* The problem:
In the entries that follow, how many lines hold the string "Xavier"? Give only that number.

* Saved entries:
[START]
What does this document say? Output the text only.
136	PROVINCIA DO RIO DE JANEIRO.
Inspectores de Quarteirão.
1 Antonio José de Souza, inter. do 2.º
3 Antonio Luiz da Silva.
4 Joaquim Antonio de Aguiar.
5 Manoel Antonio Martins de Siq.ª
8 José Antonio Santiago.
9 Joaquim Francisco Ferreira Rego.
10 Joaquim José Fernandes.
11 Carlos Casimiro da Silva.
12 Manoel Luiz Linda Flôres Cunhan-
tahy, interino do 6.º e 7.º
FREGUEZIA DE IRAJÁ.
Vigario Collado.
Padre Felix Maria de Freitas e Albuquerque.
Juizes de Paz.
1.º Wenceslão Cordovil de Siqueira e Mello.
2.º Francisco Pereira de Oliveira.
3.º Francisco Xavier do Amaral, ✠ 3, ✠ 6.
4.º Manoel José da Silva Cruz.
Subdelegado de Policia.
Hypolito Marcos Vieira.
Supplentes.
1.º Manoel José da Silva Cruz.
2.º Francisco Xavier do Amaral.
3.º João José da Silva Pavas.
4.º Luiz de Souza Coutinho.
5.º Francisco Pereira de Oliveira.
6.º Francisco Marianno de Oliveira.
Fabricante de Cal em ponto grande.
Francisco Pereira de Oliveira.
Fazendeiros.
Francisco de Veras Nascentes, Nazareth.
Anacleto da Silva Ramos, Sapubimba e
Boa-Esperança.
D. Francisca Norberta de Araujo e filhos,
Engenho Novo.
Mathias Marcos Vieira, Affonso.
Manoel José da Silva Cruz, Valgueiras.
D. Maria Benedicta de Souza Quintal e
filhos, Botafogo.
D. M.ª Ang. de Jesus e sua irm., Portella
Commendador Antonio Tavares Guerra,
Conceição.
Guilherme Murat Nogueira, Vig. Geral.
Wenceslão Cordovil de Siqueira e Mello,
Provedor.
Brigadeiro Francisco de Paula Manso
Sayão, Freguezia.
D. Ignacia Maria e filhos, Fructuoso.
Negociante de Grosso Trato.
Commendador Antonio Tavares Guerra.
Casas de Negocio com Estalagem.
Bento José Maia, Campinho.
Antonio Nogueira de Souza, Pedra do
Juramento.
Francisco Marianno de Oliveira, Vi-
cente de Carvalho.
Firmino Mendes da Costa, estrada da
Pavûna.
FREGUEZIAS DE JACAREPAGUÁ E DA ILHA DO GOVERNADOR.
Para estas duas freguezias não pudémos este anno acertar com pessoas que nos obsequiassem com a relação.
[END]
* Solution to this problem:
2